REQUIREMENTS.
Using the listing below, select the lines with the word "nghệ" and copy them.
────────
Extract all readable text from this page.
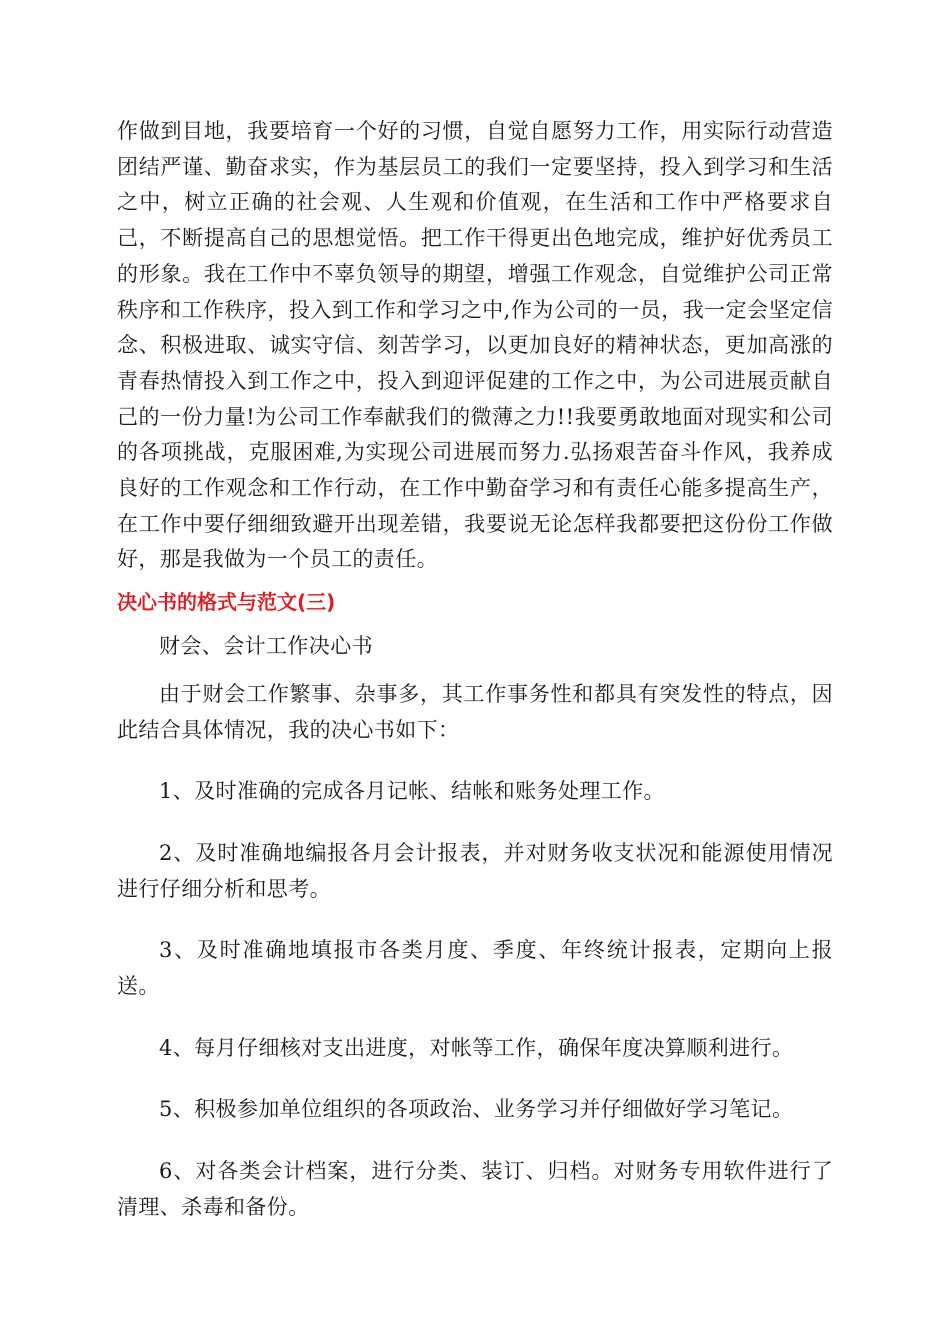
作做到目地，我要培育一个好的习惯，自觉自愿努力工作，用实际行动营造团结严谨、勤奋求实，作为基层员工的我们一定要坚持，投入到学习和生活之中，树立正确的社会观、人生观和价值观，在生活和工作中严格要求自己，不断提高自己的思想觉悟。把工作干得更出色地完成，维护好优秀员工的形象。我在工作中不辜负领导的期望，增强工作观念，自觉维护公司正常秩序和工作秩序，投入到工作和学习之中,作为公司的一员，我一定会坚定信念、积极进取、诚实守信、刻苦学习，以更加良好的精神状态，更加高涨的青春热情投入到工作之中，投入到迎评促建的工作之中，为公司进展贡献自己的一份力量!为公司工作奉献我们的微薄之力!!我要勇敢地面对现实和公司的各项挑战，克服困难,为实现公司进展而努力.弘扬艰苦奋斗作风，我养成良好的工作观念和工作行动，在工作中勤奋学习和有责任心能多提高生产，在工作中要仔细细致避开出现差错，我要说无论怎样我都要把这份份工作做好，那是我做为一个员工的责任。

决心书的格式与范文(三)

财会、会计工作决心书

由于财会工作繁事、杂事多，其工作事务性和都具有突发性的特点，因此结合具体情况，我的决心书如下：

1、及时准确的完成各月记帐、结帐和账务处理工作。

2、及时准确地编报各月会计报表，并对财务收支状况和能源使用情况进行仔细分析和思考。

3、及时准确地填报市各类月度、季度、年终统计报表，定期向上报送。

4、每月仔细核对支出进度，对帐等工作，确保年度决算顺利进行。

5、积极参加单位组织的各项政治、业务学习并仔细做好学习笔记。

6、对各类会计档案，进行分类、装订、归档。对财务专用软件进行了清理、杀毒和备份。
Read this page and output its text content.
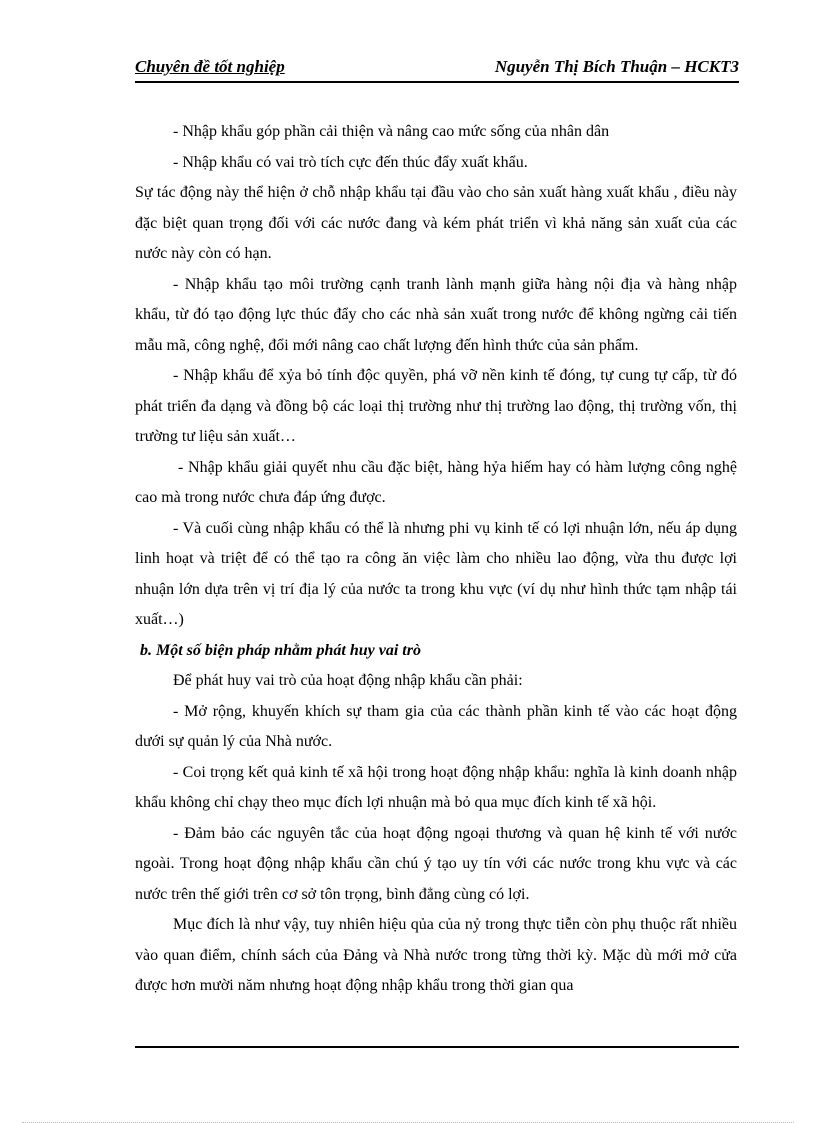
Chuyên đề tốt nghiệp	Nguyễn Thị Bích Thuận – HCKT3

- Nhập khẩu góp phần cải thiện và nâng cao mức sống của nhân dân

- Nhập khẩu có vai trò tích cực đến thúc đẩy xuất khẩu.

Sự tác động này thể hiện ở chỗ nhập khẩu tại đầu vào cho sản xuất hàng xuất khẩu , điều này đặc biệt quan trọng đối với các nước đang và kém phát triển vì khả năng sản xuất của các nước này còn có hạn.

- Nhập khẩu tạo môi trường cạnh tranh lành mạnh giữa hàng nội địa và hàng nhập khẩu, từ đó tạo động lực thúc đẩy cho các nhà sản xuất trong nước để không ngừng cải tiến mẫu mã, công nghệ, đổi mới nâng cao chất lượng đến hình thức của sản phẩm.

- Nhập khẩu để xỷa bỏ tính độc quyền, phá vỡ nền kinh tế đóng, tự cung tự cấp, từ đó phát triển đa dạng và đồng bộ các loại thị trường như thị trường lao động, thị trường vốn, thị trường tư liệu sản xuất…

- Nhập khẩu giải quyết nhu cầu đặc biệt, hàng hỷa hiếm hay có hàm lượng công nghệ cao mà trong nước chưa đáp ứng được.

- Và cuối cùng nhập khẩu có thể là nhưng phi vụ kinh tế có lợi nhuận lớn, nếu áp dụng linh hoạt và triệt để có thể tạo ra công ăn việc làm cho nhiều lao động, vừa thu được lợi nhuận lớn dựa trên vị trí địa lý của nước ta trong khu vực (ví dụ như hình thức tạm nhập tái xuất…)

b. Một số biện pháp nhằm phát huy vai trò

Để phát huy vai trò của hoạt động nhập khẩu cần phải:

- Mở rộng, khuyến khích sự tham gia của các thành phần kinh tế vào các hoạt động dưới sự quản lý của Nhà nước.

- Coi trọng kết quả kinh tế xã hội trong hoạt động nhập khẩu: nghĩa là kinh doanh nhập khẩu không chỉ chạy theo mục đích lợi nhuận mà bỏ qua mục đích kinh tế xã hội.

- Đảm bảo các nguyên tắc của hoạt động ngoại thương và quan hệ kinh tế với nước ngoài. Trong hoạt động nhập khẩu cần chú ý tạo uy tín với các nước trong khu vực và các nước trên thế giới trên cơ sở tôn trọng, bình đẳng cùng có lợi.

Mục đích là như vậy, tuy nhiên hiệu qủa của nỷ trong thực tiễn còn phụ thuộc rất nhiều vào quan điểm, chính sách của Đảng và Nhà nước trong từng thời kỳ. Mặc dù mới mở cửa được hơn mười năm nhưng hoạt động nhập khẩu trong thời gian qua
────────
ANSWER.
- Nhập khẩu tạo môi trường cạnh tranh lành mạnh giữa hàng nội địa và hàng nhập khẩu, từ đó tạo động lực thúc đẩy cho các nhà sản xuất trong nước để không ngừng cải tiến mẫu mã, công nghệ, đổi mới nâng cao chất lượng đến hình thức của sản phẩm.
- Nhập khẩu giải quyết nhu cầu đặc biệt, hàng hỷa hiếm hay có hàm lượng công nghệ cao mà trong nước chưa đáp ứng được.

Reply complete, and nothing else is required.